++++ EXTRACTED ENTRIES ++++
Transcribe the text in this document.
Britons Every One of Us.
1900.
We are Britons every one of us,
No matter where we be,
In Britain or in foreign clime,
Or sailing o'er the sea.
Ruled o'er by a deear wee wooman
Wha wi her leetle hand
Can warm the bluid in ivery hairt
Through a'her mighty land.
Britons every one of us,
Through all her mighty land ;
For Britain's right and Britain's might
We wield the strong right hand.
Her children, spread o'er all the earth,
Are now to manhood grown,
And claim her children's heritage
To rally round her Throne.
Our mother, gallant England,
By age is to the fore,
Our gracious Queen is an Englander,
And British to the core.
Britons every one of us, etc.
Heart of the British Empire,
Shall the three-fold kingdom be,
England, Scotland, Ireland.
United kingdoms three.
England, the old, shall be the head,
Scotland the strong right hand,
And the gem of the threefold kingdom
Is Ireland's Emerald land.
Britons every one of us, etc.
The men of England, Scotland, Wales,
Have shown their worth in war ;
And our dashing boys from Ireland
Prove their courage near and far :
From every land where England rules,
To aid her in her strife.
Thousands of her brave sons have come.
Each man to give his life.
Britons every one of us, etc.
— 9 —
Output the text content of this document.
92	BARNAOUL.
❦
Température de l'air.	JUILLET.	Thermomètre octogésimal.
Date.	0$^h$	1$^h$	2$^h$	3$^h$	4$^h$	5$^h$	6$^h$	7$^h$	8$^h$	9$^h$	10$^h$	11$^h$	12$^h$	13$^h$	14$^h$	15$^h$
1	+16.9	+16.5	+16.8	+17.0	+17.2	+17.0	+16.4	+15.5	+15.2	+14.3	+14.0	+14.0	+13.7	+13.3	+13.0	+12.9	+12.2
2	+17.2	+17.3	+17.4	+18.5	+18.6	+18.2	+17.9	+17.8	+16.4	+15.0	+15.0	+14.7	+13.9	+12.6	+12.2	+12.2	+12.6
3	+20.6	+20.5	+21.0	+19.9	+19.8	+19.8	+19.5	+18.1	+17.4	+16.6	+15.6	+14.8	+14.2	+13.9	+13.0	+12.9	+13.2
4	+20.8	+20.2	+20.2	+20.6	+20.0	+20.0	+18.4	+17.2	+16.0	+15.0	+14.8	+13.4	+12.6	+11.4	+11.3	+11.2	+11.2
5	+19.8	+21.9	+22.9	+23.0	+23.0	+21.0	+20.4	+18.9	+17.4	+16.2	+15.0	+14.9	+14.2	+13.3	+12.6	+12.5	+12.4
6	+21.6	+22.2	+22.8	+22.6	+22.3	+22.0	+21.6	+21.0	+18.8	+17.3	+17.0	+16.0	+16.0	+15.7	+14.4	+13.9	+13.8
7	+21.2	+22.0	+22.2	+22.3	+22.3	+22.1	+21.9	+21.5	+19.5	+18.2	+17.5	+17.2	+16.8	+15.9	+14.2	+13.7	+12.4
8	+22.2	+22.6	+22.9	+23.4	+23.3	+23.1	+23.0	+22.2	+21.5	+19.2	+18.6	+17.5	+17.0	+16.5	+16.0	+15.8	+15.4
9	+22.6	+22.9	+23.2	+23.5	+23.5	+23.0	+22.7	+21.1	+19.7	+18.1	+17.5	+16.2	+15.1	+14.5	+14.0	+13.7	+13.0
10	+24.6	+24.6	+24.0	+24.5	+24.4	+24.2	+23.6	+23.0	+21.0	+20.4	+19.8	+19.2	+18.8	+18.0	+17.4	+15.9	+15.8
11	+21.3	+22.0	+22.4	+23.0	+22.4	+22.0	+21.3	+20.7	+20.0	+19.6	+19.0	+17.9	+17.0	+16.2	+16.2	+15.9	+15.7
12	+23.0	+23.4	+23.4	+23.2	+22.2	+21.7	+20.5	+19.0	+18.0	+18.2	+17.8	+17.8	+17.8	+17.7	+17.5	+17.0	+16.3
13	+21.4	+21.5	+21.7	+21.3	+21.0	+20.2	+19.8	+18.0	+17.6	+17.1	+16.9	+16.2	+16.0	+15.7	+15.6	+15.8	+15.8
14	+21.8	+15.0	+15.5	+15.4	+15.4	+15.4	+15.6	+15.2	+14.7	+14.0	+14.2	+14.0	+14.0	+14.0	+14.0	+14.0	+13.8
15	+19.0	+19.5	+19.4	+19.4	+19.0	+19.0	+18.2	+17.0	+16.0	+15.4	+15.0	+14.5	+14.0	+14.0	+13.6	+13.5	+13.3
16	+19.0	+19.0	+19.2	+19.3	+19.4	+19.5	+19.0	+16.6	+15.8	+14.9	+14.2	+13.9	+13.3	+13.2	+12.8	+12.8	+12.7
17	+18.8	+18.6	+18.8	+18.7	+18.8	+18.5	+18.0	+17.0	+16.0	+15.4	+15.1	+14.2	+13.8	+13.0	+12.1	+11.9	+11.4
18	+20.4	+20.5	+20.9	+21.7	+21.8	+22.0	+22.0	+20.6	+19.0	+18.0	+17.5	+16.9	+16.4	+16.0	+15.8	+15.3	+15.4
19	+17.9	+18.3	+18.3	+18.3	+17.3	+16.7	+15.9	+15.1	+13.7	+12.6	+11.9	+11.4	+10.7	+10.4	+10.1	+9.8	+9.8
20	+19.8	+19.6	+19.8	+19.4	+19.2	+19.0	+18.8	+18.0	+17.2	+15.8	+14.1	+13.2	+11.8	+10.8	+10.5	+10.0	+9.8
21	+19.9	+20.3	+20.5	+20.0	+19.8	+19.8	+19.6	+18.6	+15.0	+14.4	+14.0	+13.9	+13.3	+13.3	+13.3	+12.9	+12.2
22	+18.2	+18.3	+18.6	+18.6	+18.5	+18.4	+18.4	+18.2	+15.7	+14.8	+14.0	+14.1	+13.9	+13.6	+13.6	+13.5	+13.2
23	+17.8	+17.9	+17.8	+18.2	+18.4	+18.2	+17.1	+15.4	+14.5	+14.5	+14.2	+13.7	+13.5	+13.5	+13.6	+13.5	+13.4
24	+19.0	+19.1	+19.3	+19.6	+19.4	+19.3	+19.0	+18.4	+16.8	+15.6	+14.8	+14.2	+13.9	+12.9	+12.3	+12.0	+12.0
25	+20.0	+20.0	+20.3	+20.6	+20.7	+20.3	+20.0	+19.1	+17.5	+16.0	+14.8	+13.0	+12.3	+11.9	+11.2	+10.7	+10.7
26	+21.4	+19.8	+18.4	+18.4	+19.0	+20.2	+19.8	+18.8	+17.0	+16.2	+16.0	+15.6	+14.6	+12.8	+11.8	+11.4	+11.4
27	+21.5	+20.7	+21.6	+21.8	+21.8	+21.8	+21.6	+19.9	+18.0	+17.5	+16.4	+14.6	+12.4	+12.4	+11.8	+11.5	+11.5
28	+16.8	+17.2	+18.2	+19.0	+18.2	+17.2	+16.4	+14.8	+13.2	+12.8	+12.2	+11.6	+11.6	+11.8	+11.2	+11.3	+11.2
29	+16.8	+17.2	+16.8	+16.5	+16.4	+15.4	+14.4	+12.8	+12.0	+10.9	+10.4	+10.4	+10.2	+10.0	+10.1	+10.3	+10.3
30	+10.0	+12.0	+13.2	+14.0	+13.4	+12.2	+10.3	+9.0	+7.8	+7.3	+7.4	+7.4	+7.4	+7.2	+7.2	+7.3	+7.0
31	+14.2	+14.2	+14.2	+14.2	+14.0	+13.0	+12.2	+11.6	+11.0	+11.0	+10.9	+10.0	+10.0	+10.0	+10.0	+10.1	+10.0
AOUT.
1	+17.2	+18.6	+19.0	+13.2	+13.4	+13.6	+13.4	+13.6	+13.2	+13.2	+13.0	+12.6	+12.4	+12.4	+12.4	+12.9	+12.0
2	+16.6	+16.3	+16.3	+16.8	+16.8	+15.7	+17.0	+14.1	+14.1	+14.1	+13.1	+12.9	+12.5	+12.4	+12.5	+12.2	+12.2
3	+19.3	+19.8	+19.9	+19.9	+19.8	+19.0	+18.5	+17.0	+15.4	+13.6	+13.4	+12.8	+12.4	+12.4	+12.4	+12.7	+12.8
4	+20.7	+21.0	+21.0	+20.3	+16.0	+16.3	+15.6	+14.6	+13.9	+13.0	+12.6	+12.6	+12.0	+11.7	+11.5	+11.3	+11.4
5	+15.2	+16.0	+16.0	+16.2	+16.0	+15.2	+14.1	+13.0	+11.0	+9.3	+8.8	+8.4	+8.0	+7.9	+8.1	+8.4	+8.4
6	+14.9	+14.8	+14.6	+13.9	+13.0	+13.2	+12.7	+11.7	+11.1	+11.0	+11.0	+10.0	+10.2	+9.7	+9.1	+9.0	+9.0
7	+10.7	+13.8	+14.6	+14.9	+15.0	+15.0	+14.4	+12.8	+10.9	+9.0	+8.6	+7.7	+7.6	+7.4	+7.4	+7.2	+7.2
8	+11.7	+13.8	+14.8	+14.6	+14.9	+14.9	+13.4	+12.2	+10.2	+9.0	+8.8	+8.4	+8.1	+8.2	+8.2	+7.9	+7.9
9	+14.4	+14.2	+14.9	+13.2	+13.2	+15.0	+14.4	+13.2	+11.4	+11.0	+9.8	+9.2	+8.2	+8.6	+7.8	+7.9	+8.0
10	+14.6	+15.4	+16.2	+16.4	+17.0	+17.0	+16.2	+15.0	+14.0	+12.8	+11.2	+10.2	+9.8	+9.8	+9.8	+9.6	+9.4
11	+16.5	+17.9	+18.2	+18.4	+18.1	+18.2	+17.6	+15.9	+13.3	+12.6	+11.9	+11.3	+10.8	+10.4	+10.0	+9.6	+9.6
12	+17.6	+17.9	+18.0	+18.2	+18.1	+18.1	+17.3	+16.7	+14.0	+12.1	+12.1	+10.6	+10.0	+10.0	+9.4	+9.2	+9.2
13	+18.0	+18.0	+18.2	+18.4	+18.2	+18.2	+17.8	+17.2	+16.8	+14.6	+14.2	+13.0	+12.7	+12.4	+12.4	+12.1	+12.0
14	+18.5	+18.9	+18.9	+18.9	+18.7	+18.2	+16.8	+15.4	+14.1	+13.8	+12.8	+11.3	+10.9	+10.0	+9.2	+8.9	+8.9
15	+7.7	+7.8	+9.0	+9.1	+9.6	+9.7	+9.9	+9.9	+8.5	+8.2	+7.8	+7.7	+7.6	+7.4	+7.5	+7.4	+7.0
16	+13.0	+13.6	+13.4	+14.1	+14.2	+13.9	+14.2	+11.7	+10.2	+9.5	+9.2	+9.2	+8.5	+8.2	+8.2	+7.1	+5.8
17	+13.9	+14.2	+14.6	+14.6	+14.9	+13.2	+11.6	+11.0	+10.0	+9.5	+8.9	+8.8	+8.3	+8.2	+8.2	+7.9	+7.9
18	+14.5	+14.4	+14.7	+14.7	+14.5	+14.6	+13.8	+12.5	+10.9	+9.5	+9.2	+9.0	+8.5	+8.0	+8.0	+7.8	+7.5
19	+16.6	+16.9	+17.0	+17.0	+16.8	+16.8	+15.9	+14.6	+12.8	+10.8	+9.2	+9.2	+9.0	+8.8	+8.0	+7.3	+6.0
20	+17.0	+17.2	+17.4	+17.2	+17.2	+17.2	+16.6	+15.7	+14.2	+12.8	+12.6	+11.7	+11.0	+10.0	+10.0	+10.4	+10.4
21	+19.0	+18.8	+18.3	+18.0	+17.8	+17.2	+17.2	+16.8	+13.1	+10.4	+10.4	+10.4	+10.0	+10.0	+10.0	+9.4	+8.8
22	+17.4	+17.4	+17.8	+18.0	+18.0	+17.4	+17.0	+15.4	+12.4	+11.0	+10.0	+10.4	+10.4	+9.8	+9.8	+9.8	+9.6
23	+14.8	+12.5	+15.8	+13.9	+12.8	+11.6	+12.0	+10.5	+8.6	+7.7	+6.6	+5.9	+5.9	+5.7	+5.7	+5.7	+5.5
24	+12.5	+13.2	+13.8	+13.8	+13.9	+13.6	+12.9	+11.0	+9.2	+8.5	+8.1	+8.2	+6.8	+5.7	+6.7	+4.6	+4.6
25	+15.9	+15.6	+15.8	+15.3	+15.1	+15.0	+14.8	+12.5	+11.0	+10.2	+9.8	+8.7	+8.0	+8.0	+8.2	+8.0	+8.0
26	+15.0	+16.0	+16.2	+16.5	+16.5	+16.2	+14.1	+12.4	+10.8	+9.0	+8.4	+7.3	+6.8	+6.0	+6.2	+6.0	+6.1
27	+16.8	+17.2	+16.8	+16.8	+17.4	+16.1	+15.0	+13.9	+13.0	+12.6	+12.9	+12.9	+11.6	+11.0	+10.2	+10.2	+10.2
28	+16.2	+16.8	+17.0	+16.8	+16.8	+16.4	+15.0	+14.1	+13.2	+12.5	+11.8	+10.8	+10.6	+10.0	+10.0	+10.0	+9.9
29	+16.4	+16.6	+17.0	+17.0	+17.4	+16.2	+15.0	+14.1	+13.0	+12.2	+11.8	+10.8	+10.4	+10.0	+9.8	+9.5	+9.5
++++
EXERCISE INSTRUCTIONS: Show every line from the entries above in which "this" appears.

RESULT BELOW:
Transcribe the text in this document.
Output the text content of this document.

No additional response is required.